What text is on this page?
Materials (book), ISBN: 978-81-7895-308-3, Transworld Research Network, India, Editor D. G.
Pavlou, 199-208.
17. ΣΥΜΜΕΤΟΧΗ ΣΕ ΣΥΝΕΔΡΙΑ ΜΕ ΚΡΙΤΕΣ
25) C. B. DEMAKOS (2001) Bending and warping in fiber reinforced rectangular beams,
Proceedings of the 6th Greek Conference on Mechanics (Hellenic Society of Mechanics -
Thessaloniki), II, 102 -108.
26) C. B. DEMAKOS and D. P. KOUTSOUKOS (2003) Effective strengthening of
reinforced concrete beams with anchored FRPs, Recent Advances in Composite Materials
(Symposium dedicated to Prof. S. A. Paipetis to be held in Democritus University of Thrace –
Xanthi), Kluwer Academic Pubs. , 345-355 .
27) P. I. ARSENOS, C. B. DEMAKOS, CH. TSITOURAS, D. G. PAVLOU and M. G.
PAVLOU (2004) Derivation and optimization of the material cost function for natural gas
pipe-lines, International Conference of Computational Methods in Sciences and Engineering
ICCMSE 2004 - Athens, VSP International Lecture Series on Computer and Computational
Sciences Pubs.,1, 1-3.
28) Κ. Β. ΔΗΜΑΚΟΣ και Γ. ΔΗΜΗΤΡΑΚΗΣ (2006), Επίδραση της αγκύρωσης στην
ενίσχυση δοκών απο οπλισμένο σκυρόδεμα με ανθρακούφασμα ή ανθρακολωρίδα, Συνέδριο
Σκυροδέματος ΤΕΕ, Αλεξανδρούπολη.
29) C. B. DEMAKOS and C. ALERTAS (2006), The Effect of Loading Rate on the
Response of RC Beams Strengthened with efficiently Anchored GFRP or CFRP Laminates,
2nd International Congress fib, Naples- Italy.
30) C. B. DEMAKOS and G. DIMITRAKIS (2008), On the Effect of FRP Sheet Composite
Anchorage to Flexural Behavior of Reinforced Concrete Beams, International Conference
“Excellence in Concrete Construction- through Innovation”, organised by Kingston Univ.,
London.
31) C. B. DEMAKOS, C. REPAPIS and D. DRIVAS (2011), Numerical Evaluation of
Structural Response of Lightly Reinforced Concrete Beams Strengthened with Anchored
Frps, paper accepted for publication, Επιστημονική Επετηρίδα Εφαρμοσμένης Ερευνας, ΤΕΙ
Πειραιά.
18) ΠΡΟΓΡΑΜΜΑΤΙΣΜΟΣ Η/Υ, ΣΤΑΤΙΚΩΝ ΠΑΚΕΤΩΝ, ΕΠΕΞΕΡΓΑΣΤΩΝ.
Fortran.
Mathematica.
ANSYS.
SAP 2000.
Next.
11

■ ■ ■ ■ ■

(Directions): Of the lines in this material, state how many hold the string "Conference". Write no other words.

(Solution for this exercise): 3